• TASK DESCRIPTION: Pick out all lines in the listing holding the string "micron" and copy them.

(Dataset rows about figures)
━━━━━━━━━━━━━━━━━━━━━━━━━━━━━━
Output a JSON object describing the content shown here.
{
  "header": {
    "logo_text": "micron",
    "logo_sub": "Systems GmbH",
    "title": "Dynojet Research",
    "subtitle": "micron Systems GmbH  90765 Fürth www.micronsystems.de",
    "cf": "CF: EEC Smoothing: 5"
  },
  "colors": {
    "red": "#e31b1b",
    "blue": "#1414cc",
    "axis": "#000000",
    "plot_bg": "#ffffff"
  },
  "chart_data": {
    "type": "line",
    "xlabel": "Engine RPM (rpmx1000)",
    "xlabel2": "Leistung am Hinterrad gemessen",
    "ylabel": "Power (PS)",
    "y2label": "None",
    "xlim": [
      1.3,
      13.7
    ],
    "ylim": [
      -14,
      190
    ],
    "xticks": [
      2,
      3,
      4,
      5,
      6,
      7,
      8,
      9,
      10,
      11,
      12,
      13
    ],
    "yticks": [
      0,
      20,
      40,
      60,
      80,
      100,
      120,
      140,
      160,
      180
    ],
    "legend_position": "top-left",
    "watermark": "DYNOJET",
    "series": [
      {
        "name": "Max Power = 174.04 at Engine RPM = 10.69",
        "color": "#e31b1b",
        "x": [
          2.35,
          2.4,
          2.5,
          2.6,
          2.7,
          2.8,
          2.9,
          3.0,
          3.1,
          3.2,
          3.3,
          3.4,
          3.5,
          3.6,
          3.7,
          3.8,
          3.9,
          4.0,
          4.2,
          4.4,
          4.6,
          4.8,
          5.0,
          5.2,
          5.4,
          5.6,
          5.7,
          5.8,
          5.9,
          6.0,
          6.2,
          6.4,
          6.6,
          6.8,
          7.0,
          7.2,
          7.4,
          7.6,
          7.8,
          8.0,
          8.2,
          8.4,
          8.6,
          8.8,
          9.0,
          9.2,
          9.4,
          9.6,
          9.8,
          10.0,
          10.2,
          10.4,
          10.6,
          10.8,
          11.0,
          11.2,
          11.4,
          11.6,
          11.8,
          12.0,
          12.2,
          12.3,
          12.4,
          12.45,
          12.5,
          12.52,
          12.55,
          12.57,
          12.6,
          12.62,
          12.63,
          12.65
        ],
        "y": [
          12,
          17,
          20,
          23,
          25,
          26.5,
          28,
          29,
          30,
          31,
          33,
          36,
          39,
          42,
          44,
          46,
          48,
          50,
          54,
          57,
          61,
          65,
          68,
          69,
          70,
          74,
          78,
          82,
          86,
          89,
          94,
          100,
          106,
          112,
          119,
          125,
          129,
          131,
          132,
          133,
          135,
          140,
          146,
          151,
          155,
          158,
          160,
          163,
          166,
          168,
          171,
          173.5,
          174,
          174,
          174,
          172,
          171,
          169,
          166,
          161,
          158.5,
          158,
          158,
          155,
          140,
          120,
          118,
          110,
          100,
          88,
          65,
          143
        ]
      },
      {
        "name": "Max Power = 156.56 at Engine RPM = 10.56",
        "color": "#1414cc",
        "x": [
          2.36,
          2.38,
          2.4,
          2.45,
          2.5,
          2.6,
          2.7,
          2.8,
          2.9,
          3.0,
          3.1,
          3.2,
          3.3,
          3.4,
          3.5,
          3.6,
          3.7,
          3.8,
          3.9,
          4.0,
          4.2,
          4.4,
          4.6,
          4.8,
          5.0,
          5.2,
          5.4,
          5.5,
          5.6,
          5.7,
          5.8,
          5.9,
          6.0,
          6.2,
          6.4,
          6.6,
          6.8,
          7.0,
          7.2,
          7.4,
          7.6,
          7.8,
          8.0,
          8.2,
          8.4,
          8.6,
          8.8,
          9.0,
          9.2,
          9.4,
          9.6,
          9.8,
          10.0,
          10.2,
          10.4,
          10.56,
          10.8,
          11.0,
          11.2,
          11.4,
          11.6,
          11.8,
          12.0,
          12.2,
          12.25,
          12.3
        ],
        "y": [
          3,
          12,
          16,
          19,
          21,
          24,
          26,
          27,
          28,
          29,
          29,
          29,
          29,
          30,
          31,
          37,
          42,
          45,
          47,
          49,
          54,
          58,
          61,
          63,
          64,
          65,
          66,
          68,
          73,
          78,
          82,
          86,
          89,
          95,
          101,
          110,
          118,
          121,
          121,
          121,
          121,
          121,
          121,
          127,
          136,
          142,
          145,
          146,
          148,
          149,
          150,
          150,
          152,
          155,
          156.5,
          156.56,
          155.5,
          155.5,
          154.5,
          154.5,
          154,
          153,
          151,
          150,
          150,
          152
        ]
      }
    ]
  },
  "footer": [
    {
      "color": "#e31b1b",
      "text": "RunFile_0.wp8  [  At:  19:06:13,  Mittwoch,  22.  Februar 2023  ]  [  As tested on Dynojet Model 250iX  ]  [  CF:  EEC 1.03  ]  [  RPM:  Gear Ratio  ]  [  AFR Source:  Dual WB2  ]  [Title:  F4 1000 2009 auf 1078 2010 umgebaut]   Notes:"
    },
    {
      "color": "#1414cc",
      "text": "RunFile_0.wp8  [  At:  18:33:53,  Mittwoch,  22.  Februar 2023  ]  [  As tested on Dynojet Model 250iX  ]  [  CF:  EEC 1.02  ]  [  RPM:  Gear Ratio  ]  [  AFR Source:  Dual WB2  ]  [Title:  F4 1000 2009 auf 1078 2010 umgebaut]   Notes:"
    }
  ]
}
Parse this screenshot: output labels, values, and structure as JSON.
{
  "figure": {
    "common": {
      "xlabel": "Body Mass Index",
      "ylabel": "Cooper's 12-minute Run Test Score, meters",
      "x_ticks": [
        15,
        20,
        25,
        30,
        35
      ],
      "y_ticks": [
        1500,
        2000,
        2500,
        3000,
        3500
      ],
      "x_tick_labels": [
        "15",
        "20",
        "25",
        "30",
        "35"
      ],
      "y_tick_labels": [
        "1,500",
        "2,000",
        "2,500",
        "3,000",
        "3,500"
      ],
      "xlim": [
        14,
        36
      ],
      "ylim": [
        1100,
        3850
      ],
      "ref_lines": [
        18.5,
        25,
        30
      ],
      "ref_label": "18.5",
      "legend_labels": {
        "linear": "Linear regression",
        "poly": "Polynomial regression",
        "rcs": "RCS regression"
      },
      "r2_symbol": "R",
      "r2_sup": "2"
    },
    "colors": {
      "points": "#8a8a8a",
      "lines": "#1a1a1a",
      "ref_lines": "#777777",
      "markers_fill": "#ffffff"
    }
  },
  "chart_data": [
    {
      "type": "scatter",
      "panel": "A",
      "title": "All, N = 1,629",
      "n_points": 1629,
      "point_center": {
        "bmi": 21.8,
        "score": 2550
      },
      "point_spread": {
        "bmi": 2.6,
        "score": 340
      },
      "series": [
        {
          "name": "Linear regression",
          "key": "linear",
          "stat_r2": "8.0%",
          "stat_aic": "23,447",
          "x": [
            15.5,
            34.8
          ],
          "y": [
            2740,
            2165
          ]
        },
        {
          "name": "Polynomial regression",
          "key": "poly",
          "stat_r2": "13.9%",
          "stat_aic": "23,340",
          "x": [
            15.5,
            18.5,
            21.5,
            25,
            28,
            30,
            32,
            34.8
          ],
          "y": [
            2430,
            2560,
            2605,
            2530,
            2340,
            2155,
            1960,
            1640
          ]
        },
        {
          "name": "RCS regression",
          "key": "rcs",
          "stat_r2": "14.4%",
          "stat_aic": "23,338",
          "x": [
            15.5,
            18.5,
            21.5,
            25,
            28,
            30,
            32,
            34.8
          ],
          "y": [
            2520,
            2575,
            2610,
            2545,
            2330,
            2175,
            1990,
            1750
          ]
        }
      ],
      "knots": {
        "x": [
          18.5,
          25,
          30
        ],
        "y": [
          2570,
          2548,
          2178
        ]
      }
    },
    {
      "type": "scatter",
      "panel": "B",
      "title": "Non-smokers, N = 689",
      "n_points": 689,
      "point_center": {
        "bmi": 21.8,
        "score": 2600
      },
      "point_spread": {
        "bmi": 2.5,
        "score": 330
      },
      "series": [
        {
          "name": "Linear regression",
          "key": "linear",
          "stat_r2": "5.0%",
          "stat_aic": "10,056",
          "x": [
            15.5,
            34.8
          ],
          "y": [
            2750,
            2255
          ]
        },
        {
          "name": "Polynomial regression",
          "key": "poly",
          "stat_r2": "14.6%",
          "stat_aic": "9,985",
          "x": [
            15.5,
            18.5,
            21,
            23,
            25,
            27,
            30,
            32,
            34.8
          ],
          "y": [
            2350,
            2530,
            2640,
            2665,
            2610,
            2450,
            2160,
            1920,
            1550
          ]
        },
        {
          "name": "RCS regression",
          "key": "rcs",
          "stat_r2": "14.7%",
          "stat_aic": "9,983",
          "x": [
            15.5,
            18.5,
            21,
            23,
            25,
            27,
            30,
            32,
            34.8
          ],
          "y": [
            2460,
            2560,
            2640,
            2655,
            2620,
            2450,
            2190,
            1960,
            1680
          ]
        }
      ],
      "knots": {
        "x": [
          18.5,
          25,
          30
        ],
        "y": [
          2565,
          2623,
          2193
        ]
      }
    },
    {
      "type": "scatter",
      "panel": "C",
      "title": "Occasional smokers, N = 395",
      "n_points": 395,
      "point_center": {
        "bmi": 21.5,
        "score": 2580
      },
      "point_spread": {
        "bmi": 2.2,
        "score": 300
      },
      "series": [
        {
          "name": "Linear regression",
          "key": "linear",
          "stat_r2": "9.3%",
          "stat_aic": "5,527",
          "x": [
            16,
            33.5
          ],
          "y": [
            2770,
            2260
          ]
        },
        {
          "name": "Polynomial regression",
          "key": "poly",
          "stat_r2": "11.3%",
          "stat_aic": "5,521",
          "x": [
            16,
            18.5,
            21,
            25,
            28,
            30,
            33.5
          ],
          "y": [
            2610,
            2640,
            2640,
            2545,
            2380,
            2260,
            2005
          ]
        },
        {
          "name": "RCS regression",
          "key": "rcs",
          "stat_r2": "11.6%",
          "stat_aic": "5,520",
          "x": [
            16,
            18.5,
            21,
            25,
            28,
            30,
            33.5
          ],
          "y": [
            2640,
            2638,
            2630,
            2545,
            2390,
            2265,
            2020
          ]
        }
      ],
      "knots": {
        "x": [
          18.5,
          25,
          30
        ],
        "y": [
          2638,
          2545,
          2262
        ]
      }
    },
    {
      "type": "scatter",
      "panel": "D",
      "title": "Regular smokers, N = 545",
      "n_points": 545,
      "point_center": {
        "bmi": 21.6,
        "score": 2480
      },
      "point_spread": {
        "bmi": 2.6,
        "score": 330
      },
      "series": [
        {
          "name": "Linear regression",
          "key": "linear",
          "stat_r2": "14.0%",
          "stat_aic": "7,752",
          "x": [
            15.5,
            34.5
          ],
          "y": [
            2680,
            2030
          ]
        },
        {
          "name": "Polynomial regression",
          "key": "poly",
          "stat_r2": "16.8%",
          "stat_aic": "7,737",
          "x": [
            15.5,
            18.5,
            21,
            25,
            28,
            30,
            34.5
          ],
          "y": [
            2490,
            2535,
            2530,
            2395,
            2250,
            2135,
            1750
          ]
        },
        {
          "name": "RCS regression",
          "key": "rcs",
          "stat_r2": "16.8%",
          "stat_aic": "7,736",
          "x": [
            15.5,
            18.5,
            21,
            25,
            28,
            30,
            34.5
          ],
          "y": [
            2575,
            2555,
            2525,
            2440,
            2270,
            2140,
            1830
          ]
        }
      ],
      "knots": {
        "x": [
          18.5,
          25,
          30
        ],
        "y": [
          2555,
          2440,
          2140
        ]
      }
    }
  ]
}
━━━━━━━━━━━━━━━━━━━━━━━━━━━━━━
• WRITTEN RESPONSE:
    "logo_text": "micron",
    "subtitle": "micron Systems GmbH  90765 Fürth www.micronsystems.de",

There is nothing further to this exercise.